> **Material supplied**:
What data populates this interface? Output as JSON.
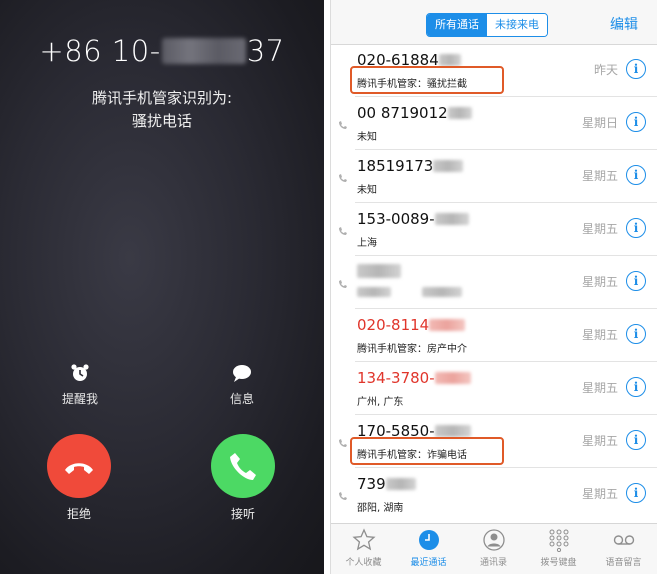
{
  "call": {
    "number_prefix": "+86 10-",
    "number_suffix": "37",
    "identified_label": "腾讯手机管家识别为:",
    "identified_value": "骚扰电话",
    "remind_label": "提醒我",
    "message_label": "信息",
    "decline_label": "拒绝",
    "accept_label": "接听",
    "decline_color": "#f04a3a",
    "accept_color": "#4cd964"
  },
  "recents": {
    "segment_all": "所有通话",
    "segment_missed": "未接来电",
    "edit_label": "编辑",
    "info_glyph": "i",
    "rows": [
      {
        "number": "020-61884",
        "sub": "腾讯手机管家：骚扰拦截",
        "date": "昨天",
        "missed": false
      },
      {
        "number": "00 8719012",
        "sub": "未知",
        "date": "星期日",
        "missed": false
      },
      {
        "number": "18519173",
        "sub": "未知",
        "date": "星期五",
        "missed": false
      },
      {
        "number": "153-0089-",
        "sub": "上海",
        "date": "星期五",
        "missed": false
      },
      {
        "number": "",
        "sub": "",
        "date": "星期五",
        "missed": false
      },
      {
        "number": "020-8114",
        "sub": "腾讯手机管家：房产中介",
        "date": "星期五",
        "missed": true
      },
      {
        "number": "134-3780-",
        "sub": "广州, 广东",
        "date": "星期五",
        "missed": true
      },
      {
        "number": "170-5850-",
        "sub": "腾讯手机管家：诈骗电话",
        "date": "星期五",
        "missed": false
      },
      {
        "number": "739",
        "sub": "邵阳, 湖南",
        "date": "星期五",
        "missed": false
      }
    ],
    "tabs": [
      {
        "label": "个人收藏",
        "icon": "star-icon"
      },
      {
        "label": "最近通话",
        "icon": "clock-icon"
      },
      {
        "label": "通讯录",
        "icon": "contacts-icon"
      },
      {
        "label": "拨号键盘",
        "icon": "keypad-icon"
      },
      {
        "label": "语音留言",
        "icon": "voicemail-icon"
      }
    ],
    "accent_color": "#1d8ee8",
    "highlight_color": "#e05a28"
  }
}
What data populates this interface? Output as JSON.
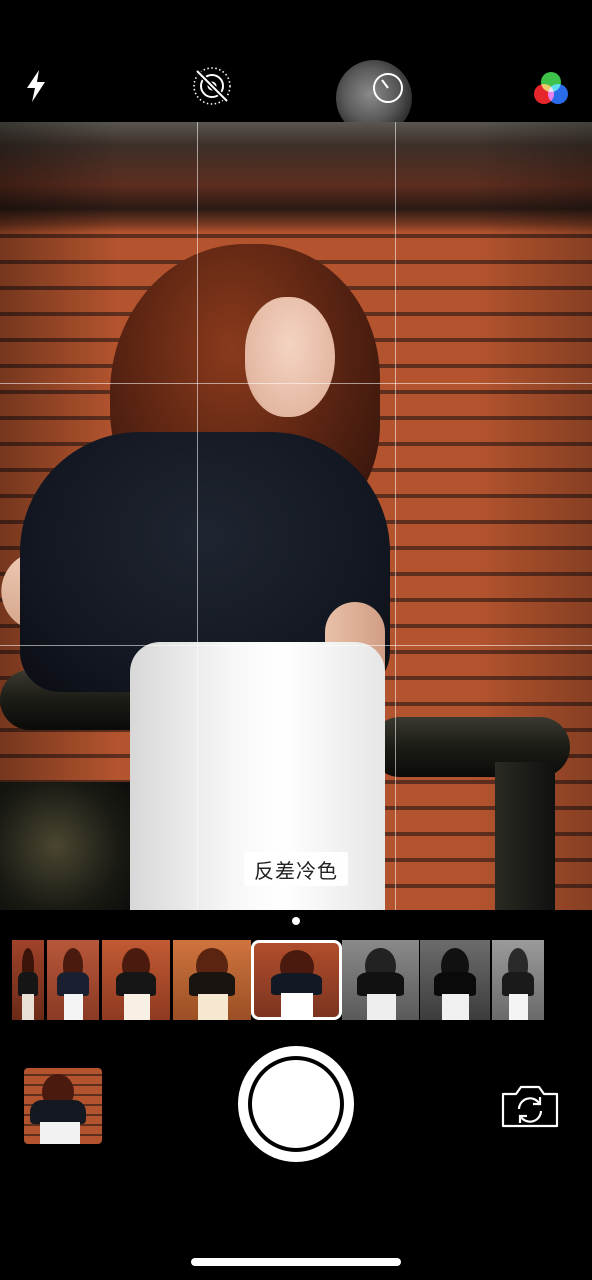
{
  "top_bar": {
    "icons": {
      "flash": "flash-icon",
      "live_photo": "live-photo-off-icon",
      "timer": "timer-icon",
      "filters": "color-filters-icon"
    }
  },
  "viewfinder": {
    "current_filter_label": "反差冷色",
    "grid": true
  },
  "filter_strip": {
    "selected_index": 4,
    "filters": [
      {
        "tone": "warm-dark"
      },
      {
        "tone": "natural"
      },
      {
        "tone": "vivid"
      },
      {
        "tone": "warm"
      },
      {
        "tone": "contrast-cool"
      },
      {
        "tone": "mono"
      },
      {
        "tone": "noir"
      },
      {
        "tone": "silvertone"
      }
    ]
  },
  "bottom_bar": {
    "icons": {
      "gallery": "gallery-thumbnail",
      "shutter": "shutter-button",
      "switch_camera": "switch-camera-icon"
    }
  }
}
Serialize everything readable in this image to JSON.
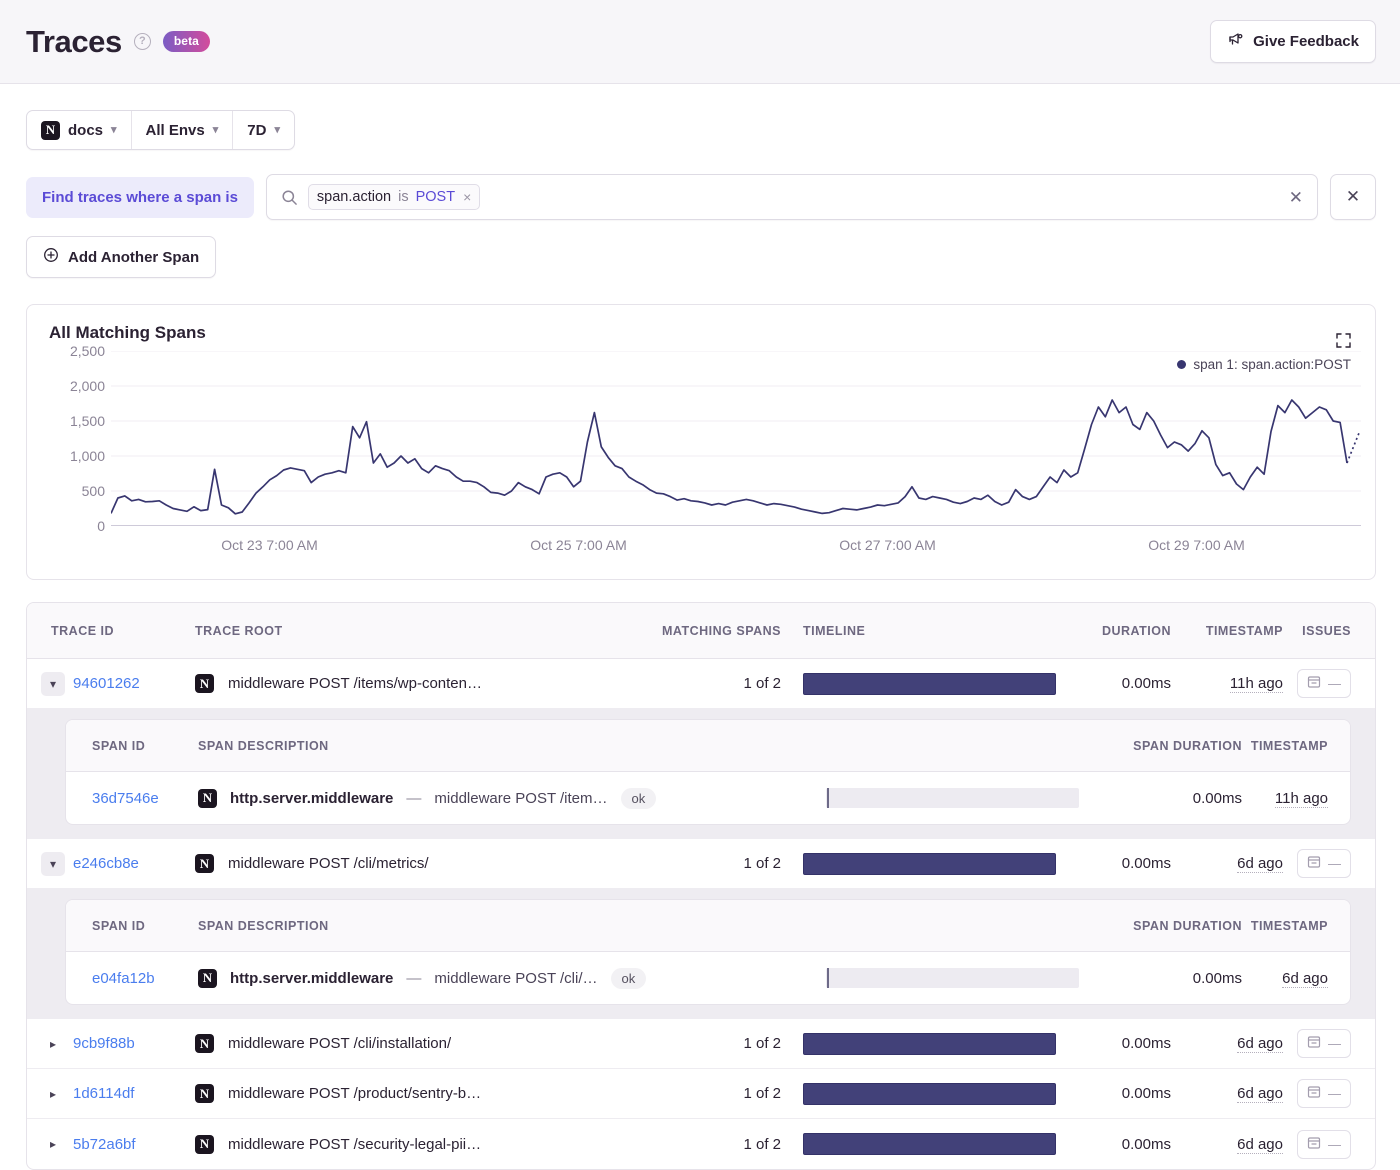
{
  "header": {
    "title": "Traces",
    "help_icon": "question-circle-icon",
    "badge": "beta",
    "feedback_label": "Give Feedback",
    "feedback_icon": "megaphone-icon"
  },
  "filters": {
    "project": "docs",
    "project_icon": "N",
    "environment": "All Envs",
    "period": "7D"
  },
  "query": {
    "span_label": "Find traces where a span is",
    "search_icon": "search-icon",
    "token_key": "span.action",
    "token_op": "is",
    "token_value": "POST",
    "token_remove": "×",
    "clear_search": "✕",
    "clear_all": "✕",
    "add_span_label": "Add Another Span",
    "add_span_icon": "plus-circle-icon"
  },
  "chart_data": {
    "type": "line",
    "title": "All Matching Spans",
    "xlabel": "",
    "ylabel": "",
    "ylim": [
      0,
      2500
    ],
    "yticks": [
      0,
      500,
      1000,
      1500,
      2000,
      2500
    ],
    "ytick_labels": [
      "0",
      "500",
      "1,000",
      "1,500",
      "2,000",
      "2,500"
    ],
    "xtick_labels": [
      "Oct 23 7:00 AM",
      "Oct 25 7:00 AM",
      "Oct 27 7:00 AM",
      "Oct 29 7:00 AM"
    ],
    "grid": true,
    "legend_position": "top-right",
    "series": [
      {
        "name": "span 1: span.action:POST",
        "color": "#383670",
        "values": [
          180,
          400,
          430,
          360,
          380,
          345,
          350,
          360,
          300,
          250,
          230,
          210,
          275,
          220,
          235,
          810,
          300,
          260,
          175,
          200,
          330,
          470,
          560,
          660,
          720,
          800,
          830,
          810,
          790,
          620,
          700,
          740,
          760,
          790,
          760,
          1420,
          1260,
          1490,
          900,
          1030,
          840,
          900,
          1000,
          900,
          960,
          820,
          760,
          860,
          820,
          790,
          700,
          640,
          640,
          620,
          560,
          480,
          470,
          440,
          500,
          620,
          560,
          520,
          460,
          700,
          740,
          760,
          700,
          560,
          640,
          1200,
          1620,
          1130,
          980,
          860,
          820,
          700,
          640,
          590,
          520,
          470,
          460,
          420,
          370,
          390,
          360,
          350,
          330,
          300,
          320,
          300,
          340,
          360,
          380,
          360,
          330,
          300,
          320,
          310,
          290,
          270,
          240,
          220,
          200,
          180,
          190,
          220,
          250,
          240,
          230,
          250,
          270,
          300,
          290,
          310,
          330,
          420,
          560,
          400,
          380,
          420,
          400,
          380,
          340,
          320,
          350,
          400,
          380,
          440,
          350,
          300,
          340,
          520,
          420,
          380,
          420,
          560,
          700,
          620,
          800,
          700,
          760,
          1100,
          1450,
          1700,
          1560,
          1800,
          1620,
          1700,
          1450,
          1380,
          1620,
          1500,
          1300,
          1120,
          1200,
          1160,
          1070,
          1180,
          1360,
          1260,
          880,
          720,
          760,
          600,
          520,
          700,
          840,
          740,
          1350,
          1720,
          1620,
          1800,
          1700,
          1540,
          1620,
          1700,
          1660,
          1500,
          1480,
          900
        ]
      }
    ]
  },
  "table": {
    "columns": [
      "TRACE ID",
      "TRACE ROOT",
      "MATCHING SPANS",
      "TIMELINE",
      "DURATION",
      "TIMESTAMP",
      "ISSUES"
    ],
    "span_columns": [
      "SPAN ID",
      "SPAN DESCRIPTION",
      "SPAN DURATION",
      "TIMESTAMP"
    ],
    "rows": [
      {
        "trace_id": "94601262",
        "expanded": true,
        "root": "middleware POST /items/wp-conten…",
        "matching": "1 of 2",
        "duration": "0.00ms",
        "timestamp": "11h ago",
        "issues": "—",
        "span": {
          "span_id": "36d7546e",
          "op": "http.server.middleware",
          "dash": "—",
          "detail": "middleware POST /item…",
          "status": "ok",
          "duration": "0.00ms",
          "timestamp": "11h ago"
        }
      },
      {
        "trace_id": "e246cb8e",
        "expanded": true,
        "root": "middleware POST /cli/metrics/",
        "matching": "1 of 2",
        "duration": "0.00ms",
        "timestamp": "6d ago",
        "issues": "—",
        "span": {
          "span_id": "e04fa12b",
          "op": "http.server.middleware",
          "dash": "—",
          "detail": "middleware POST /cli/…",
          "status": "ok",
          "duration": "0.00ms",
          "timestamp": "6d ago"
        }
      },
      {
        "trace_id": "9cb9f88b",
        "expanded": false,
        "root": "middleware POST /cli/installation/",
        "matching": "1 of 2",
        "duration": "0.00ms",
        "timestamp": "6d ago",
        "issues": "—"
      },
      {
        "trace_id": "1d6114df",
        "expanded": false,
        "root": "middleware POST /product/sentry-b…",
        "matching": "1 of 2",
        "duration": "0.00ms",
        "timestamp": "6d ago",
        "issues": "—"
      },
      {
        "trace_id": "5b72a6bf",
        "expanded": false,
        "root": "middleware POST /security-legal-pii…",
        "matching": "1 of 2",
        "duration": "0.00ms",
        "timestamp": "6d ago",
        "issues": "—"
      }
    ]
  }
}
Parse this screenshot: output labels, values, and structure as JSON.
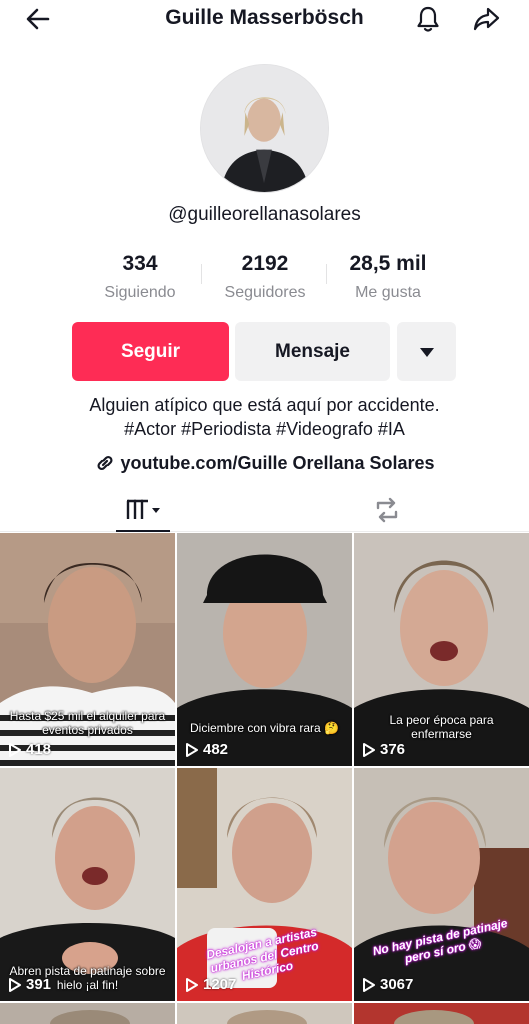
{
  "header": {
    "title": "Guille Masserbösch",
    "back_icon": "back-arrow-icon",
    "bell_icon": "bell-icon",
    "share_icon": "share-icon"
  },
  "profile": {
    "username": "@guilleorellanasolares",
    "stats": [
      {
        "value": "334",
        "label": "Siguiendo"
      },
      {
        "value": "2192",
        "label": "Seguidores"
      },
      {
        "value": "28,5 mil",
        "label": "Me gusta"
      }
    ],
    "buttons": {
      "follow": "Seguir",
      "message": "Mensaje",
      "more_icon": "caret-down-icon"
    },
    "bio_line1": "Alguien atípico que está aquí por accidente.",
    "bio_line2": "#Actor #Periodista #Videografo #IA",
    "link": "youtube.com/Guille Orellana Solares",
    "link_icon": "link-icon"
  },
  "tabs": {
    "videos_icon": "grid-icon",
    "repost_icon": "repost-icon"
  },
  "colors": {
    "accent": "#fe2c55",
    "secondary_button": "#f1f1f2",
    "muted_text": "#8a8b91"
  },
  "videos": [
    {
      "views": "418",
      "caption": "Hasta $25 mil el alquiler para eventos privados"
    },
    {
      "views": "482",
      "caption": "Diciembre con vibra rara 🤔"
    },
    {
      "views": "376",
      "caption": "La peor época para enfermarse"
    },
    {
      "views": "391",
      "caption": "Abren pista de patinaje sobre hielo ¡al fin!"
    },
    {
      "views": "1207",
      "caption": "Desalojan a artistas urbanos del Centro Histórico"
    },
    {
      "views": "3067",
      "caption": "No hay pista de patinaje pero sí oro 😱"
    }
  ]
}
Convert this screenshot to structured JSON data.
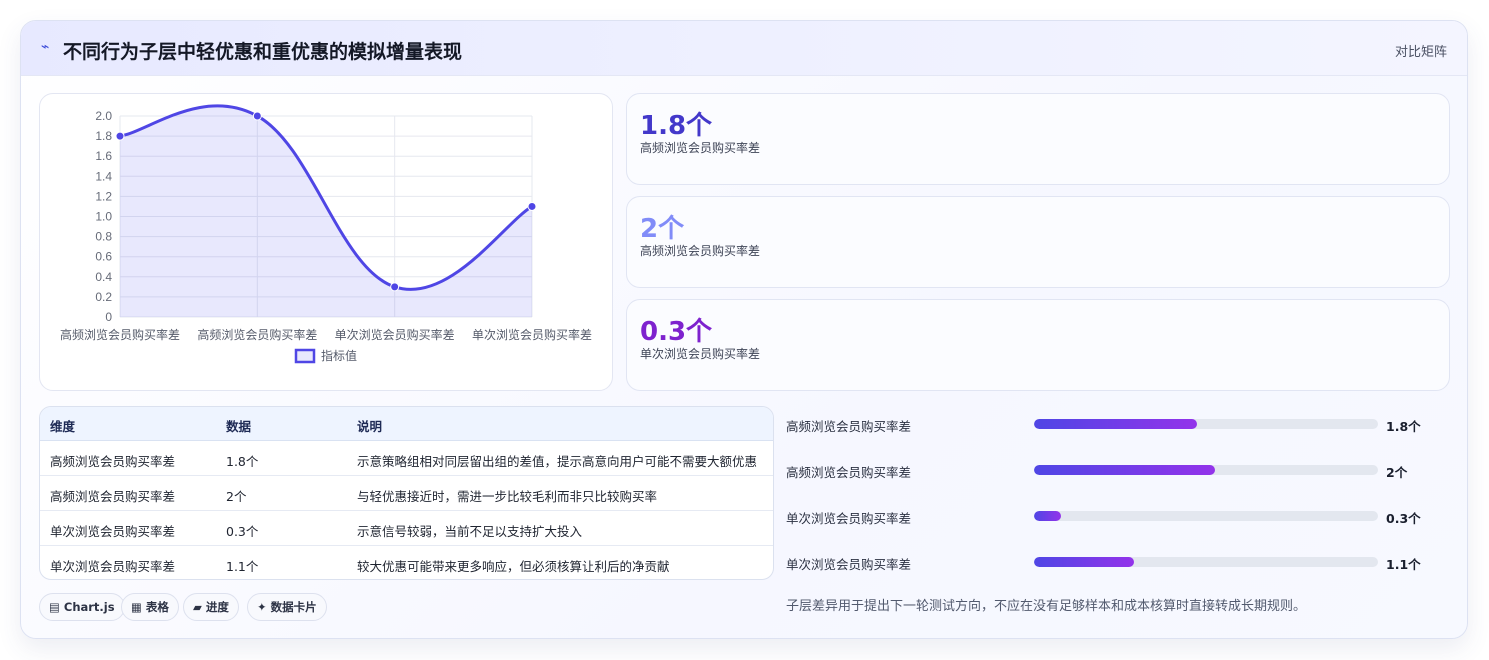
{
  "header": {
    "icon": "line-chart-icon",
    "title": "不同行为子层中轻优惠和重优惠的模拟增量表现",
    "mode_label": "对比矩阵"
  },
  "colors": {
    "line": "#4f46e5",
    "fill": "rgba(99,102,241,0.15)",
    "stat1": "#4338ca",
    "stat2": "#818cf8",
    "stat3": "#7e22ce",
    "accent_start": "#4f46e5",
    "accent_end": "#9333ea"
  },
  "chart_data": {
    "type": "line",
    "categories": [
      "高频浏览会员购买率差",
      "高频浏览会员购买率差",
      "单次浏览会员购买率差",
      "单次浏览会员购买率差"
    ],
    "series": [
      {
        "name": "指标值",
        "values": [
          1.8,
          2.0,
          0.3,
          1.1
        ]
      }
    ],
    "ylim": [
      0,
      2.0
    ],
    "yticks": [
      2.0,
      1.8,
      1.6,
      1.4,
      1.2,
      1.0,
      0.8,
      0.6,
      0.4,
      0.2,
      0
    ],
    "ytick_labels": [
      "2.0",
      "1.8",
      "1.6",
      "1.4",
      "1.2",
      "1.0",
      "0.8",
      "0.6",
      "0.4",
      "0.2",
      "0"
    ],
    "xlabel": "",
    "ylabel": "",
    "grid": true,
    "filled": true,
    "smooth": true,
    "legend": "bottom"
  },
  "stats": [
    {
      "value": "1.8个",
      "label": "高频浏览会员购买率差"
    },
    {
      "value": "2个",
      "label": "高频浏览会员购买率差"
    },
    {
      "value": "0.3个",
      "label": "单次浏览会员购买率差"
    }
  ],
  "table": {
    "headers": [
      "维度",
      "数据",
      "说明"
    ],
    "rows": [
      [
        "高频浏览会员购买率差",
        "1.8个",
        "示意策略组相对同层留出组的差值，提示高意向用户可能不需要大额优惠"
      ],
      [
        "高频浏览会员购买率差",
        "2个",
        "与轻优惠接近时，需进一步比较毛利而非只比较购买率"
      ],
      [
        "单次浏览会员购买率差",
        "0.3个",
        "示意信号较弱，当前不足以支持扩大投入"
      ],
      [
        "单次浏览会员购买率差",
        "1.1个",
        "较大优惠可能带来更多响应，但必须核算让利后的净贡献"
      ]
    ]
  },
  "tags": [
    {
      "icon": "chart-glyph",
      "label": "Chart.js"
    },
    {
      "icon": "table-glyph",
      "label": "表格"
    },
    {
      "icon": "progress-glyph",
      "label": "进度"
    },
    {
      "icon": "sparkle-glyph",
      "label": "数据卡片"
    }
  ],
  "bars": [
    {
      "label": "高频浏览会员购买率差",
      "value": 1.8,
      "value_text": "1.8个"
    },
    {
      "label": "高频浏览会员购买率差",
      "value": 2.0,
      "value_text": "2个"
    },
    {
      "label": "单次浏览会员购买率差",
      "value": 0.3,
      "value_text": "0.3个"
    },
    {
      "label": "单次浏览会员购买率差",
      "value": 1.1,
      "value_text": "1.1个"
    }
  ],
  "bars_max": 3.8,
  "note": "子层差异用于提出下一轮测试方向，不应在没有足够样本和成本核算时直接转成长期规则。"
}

> **Requirement**: Within the data above, pick out all lines holding the word "caption".

> **Completed exercise**:
      "caption": "Hasta $25 mil el alquiler para eventos privados"
      "caption": "Diciembre con vibra rara 🤔"
      "caption": "La peor época para enfermarse"
      "caption": "Abren pista de patinaje sobre hielo ¡al fin!"
      "caption": "Desalojan a artistas urbanos del Centro Histórico"
      "caption": "No hay pista de patinaje pero sí oro 😱"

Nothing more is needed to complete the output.